##### THE INPUT #####
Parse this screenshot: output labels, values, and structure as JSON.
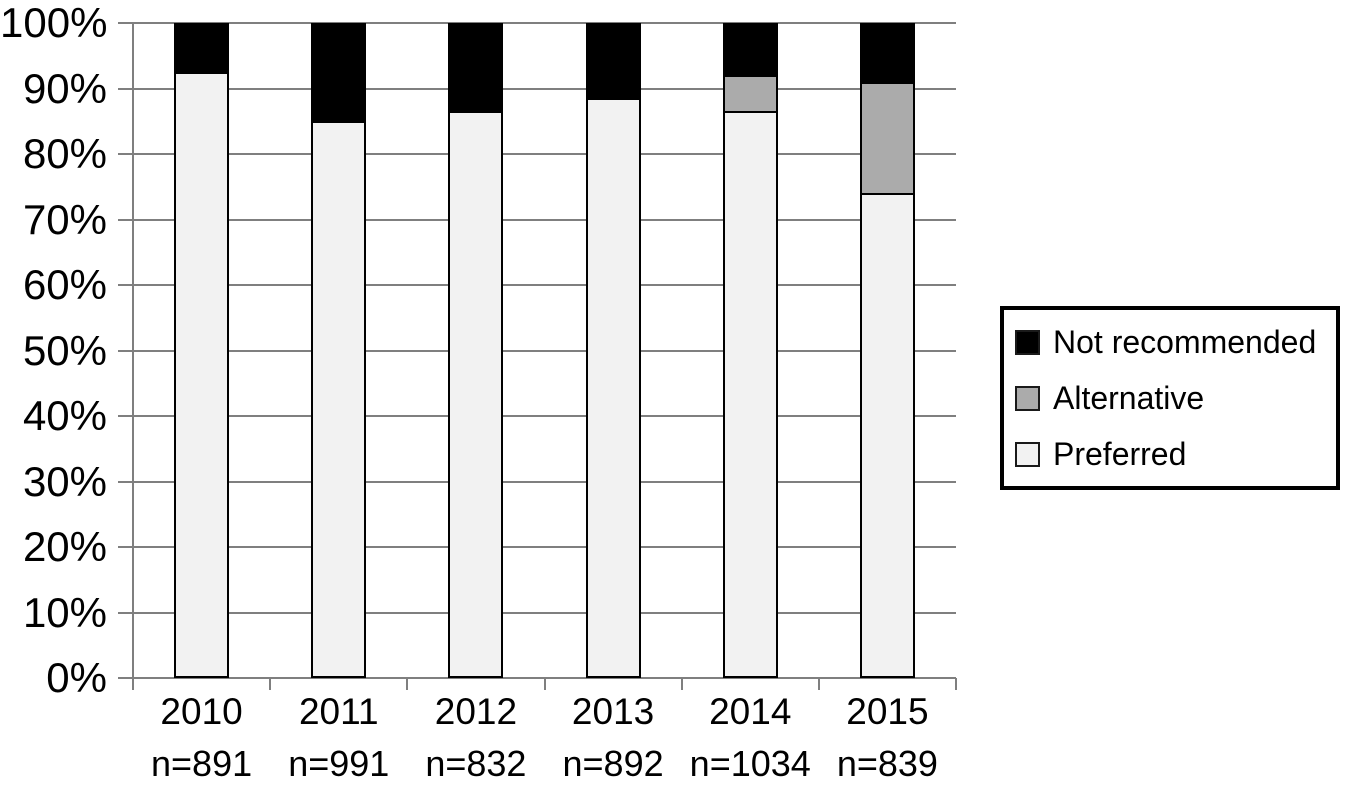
{
  "chart_data": {
    "type": "bar",
    "stacked": true,
    "categories": [
      "2010",
      "2011",
      "2012",
      "2013",
      "2014",
      "2015"
    ],
    "category_sublabels": [
      "n=891",
      "n=991",
      "n=832",
      "n=892",
      "n=1034",
      "n=839"
    ],
    "series": [
      {
        "name": "Preferred",
        "color": "#f2f2f2",
        "values": [
          92.5,
          85,
          86.5,
          88.5,
          86.5,
          74
        ]
      },
      {
        "name": "Alternative",
        "color": "#ababab",
        "values": [
          0,
          0,
          0,
          0,
          5.5,
          17
        ]
      },
      {
        "name": "Not recommended",
        "color": "#000000",
        "values": [
          7.5,
          15,
          13.5,
          11.5,
          8,
          9
        ]
      }
    ],
    "ylim": [
      0,
      100
    ],
    "y_tick_labels": [
      "0%",
      "10%",
      "20%",
      "30%",
      "40%",
      "50%",
      "60%",
      "70%",
      "80%",
      "90%",
      "100%"
    ],
    "grid": true,
    "gridline_color": "#7f7f7f",
    "bar_border_color": "#000000",
    "background_color": "#ffffff",
    "legend": {
      "position": "right",
      "entries": [
        {
          "label": "Not recommended",
          "color": "#000000"
        },
        {
          "label": "Alternative",
          "color": "#ababab"
        },
        {
          "label": "Preferred",
          "color": "#f2f2f2"
        }
      ]
    }
  }
}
#####
• WHAT TO WORK ON
Using the material above, retype each entry exactly and omit the pictures.

• EXERCISE RESULT
Parse this screenshot: output labels, values, and structure as JSON.
{
  "chart_data": {
    "type": "bar",
    "stacked": true,
    "categories": [
      "2010",
      "2011",
      "2012",
      "2013",
      "2014",
      "2015"
    ],
    "category_sublabels": [
      "n=891",
      "n=991",
      "n=832",
      "n=892",
      "n=1034",
      "n=839"
    ],
    "series": [
      {
        "name": "Preferred",
        "color": "#f2f2f2",
        "values": [
          92.5,
          85,
          86.5,
          88.5,
          86.5,
          74
        ]
      },
      {
        "name": "Alternative",
        "color": "#ababab",
        "values": [
          0,
          0,
          0,
          0,
          5.5,
          17
        ]
      },
      {
        "name": "Not recommended",
        "color": "#000000",
        "values": [
          7.5,
          15,
          13.5,
          11.5,
          8,
          9
        ]
      }
    ],
    "ylim": [
      0,
      100
    ],
    "y_tick_labels": [
      "0%",
      "10%",
      "20%",
      "30%",
      "40%",
      "50%",
      "60%",
      "70%",
      "80%",
      "90%",
      "100%"
    ],
    "grid": true,
    "gridline_color": "#7f7f7f",
    "bar_border_color": "#000000",
    "background_color": "#ffffff",
    "legend": {
      "position": "right",
      "entries": [
        {
          "label": "Not recommended",
          "color": "#000000"
        },
        {
          "label": "Alternative",
          "color": "#ababab"
        },
        {
          "label": "Preferred",
          "color": "#f2f2f2"
        }
      ]
    }
  }
}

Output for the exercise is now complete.